OBJECTIVE = Every record must be repeated exactly; omit any pictures they contain.

* Start GIVEN DATA *

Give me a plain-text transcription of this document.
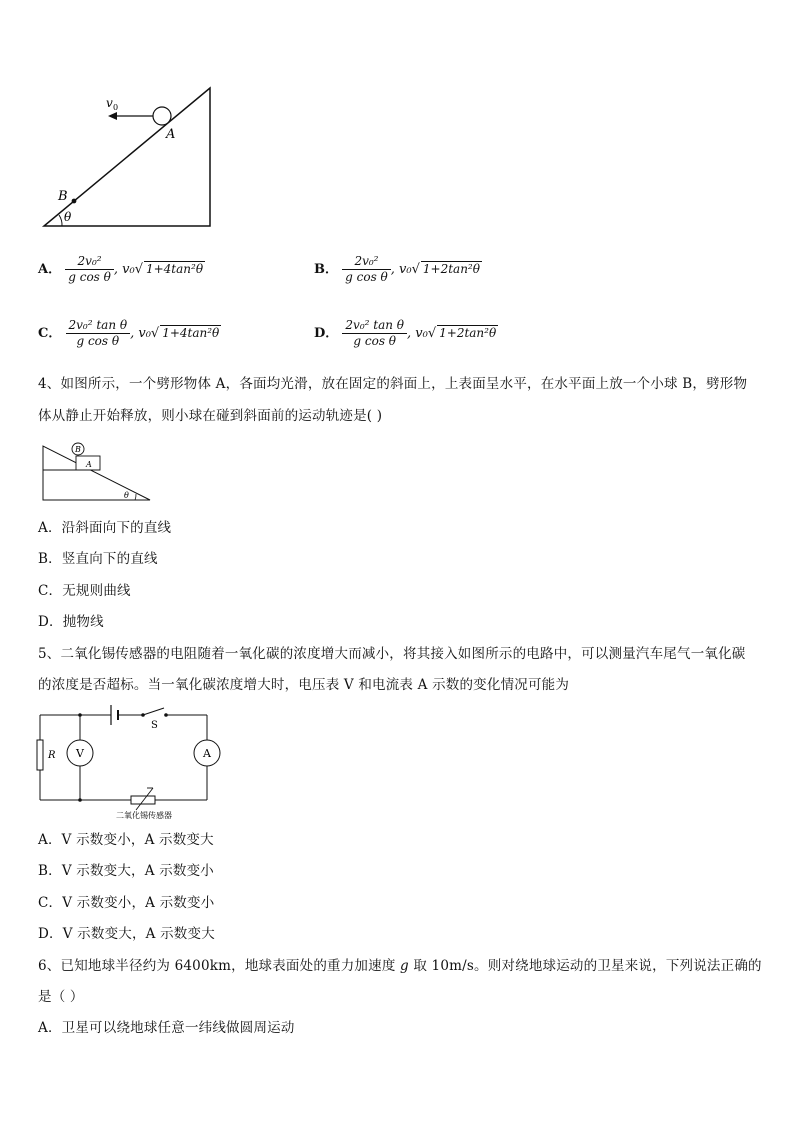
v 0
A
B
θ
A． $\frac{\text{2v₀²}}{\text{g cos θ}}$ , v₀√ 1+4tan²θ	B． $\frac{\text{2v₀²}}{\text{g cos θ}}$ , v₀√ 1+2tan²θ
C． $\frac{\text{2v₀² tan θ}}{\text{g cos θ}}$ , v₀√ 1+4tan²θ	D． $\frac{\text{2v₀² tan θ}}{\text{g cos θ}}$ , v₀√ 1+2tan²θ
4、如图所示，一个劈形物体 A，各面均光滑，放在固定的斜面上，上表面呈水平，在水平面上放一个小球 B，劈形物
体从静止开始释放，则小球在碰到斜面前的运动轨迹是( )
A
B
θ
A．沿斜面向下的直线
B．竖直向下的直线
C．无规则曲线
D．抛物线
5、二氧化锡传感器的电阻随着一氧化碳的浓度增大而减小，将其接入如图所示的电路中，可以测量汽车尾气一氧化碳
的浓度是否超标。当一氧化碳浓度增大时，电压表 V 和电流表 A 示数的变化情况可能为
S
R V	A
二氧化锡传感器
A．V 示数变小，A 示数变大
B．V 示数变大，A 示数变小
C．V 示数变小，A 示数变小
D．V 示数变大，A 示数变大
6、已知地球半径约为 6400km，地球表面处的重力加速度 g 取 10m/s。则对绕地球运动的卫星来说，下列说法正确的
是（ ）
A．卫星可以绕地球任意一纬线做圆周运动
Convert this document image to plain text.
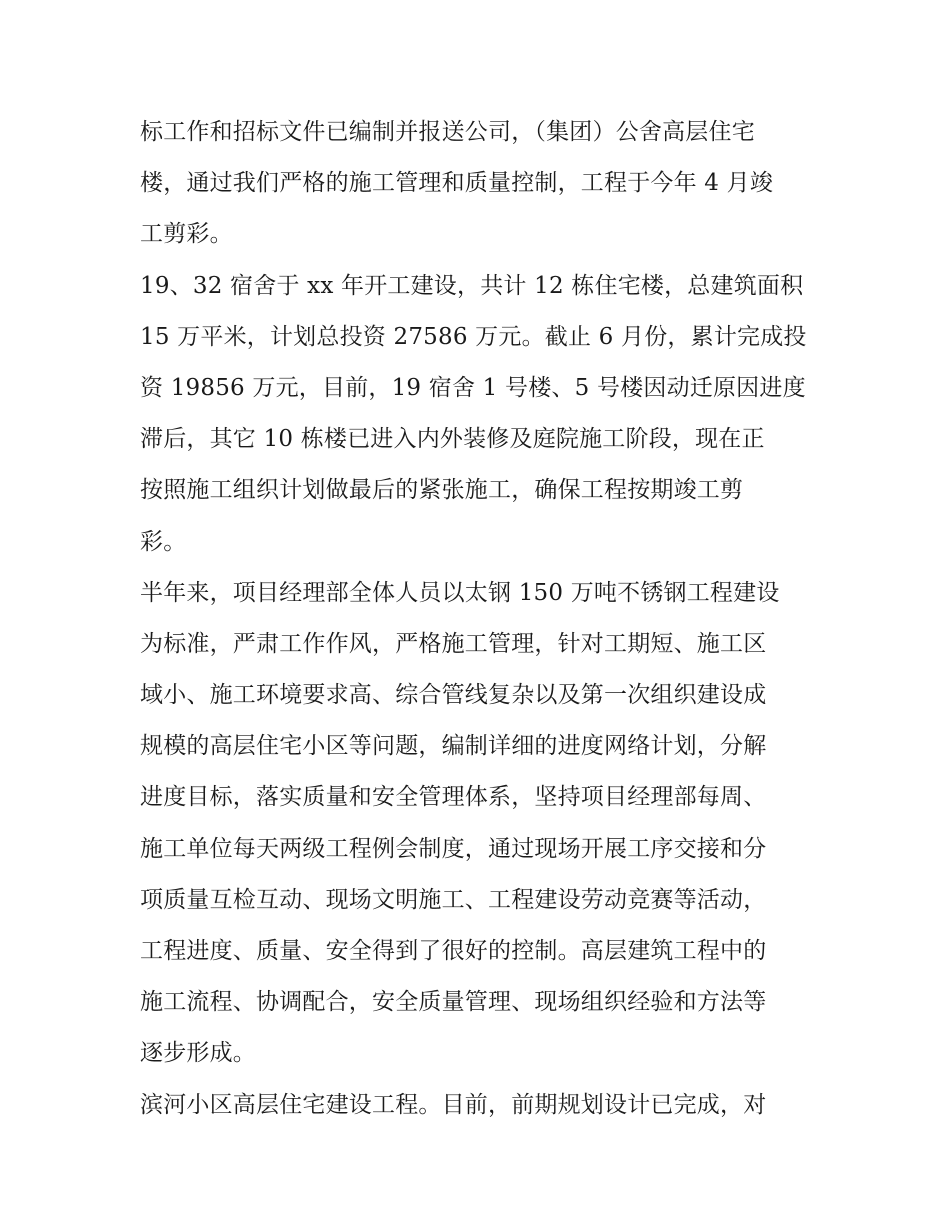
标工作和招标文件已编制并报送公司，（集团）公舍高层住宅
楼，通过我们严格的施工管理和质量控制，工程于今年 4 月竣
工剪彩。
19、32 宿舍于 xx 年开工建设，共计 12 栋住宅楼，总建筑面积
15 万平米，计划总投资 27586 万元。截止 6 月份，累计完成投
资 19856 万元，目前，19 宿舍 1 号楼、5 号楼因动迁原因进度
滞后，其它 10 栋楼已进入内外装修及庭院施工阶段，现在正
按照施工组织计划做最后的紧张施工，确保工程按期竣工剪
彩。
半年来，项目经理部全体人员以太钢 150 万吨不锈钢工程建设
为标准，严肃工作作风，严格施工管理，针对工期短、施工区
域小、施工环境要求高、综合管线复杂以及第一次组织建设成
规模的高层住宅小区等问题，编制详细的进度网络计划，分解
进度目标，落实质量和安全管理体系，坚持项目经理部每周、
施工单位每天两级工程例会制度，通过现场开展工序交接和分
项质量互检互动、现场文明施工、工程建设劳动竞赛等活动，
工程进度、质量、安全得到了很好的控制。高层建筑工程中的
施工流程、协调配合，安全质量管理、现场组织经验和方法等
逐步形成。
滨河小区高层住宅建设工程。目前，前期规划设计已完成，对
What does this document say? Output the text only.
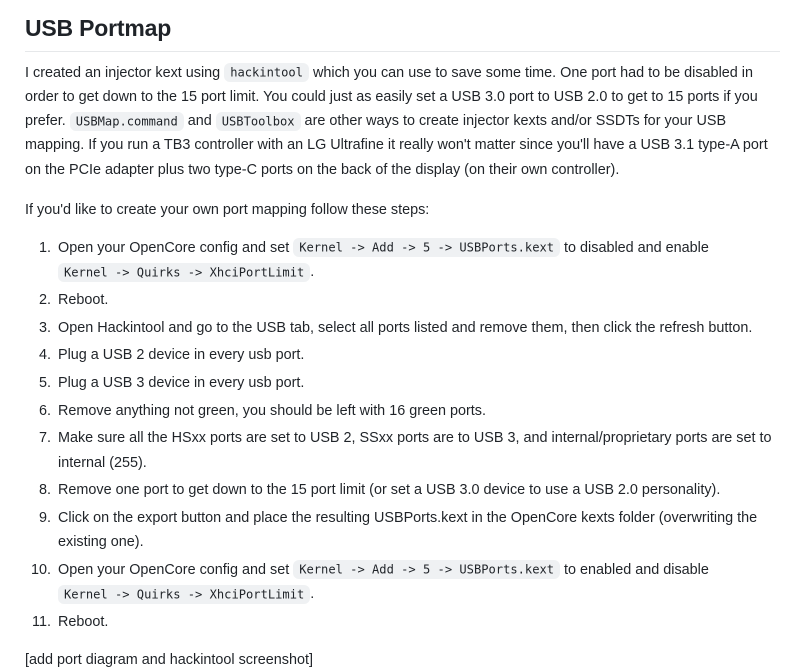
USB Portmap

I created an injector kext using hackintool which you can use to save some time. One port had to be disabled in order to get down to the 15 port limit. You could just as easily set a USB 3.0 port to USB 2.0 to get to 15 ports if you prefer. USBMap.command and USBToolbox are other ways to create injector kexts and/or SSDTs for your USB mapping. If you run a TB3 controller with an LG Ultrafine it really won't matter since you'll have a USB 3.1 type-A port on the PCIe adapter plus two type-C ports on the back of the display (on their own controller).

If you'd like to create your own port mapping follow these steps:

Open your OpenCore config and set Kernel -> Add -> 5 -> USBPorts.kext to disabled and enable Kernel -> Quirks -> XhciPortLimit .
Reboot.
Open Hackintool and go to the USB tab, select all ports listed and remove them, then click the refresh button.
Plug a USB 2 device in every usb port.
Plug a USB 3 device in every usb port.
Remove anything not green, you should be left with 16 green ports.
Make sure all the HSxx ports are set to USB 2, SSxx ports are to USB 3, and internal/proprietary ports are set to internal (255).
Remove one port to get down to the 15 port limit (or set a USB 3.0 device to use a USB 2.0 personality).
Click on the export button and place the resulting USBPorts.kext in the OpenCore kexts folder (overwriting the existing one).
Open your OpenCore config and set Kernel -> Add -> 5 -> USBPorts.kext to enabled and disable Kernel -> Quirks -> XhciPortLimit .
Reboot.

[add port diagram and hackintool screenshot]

* End GIVEN DATA *

SOLUTION TO THIS TASK =
Give me a plain-text transcription of this document.
v 0
A
B
θ
A． $\frac{\text{2v₀²}}{\text{g cos θ}}$ , v₀√ 1+4tan²θ	B． $\frac{\text{2v₀²}}{\text{g cos θ}}$ , v₀√ 1+2tan²θ
C． $\frac{\text{2v₀² tan θ}}{\text{g cos θ}}$ , v₀√ 1+4tan²θ	D． $\frac{\text{2v₀² tan θ}}{\text{g cos θ}}$ , v₀√ 1+2tan²θ
4、如图所示，一个劈形物体 A，各面均光滑，放在固定的斜面上，上表面呈水平，在水平面上放一个小球 B，劈形物
体从静止开始释放，则小球在碰到斜面前的运动轨迹是( )
A
B
θ
A．沿斜面向下的直线
B．竖直向下的直线
C．无规则曲线
D．抛物线
5、二氧化锡传感器的电阻随着一氧化碳的浓度增大而减小，将其接入如图所示的电路中，可以测量汽车尾气一氧化碳
的浓度是否超标。当一氧化碳浓度增大时，电压表 V 和电流表 A 示数的变化情况可能为
S
R V	A
二氧化锡传感器
A．V 示数变小，A 示数变大
B．V 示数变大，A 示数变小
C．V 示数变小，A 示数变小
D．V 示数变大，A 示数变大
6、已知地球半径约为 6400km，地球表面处的重力加速度 g 取 10m/s。则对绕地球运动的卫星来说，下列说法正确的
是（ ）
A．卫星可以绕地球任意一纬线做圆周运动
Convert this document image to plain text.
标工作和招标文件已编制并报送公司，（集团）公舍高层住宅
楼，通过我们严格的施工管理和质量控制，工程于今年 4 月竣
工剪彩。
19、32 宿舍于 xx 年开工建设，共计 12 栋住宅楼，总建筑面积
15 万平米，计划总投资 27586 万元。截止 6 月份，累计完成投
资 19856 万元，目前，19 宿舍 1 号楼、5 号楼因动迁原因进度
滞后，其它 10 栋楼已进入内外装修及庭院施工阶段，现在正
按照施工组织计划做最后的紧张施工，确保工程按期竣工剪
彩。
半年来，项目经理部全体人员以太钢 150 万吨不锈钢工程建设
为标准，严肃工作作风，严格施工管理，针对工期短、施工区
域小、施工环境要求高、综合管线复杂以及第一次组织建设成
规模的高层住宅小区等问题，编制详细的进度网络计划，分解
进度目标，落实质量和安全管理体系，坚持项目经理部每周、
施工单位每天两级工程例会制度，通过现场开展工序交接和分
项质量互检互动、现场文明施工、工程建设劳动竞赛等活动，
工程进度、质量、安全得到了很好的控制。高层建筑工程中的
施工流程、协调配合，安全质量管理、现场组织经验和方法等
逐步形成。
滨河小区高层住宅建设工程。目前，前期规划设计已完成，对
What does this document say? Output the text only.
USB Portmap

I created an injector kext using hackintool which you can use to save some time. One port had to be disabled in order to get down to the 15 port limit. You could just as easily set a USB 3.0 port to USB 2.0 to get to 15 ports if you prefer. USBMap.command and USBToolbox are other ways to create injector kexts and/or SSDTs for your USB mapping. If you run a TB3 controller with an LG Ultrafine it really won't matter since you'll have a USB 3.1 type-A port on the PCIe adapter plus two type-C ports on the back of the display (on their own controller).

If you'd like to create your own port mapping follow these steps:

Open your OpenCore config and set Kernel -> Add -> 5 -> USBPorts.kext to disabled and enable Kernel -> Quirks -> XhciPortLimit .
Reboot.
Open Hackintool and go to the USB tab, select all ports listed and remove them, then click the refresh button.
Plug a USB 2 device in every usb port.
Plug a USB 3 device in every usb port.
Remove anything not green, you should be left with 16 green ports.
Make sure all the HSxx ports are set to USB 2, SSxx ports are to USB 3, and internal/proprietary ports are set to internal (255).
Remove one port to get down to the 15 port limit (or set a USB 3.0 device to use a USB 2.0 personality).
Click on the export button and place the resulting USBPorts.kext in the OpenCore kexts folder (overwriting the existing one).
Open your OpenCore config and set Kernel -> Add -> 5 -> USBPorts.kext to enabled and disable Kernel -> Quirks -> XhciPortLimit .
Reboot.

[add port diagram and hackintool screenshot]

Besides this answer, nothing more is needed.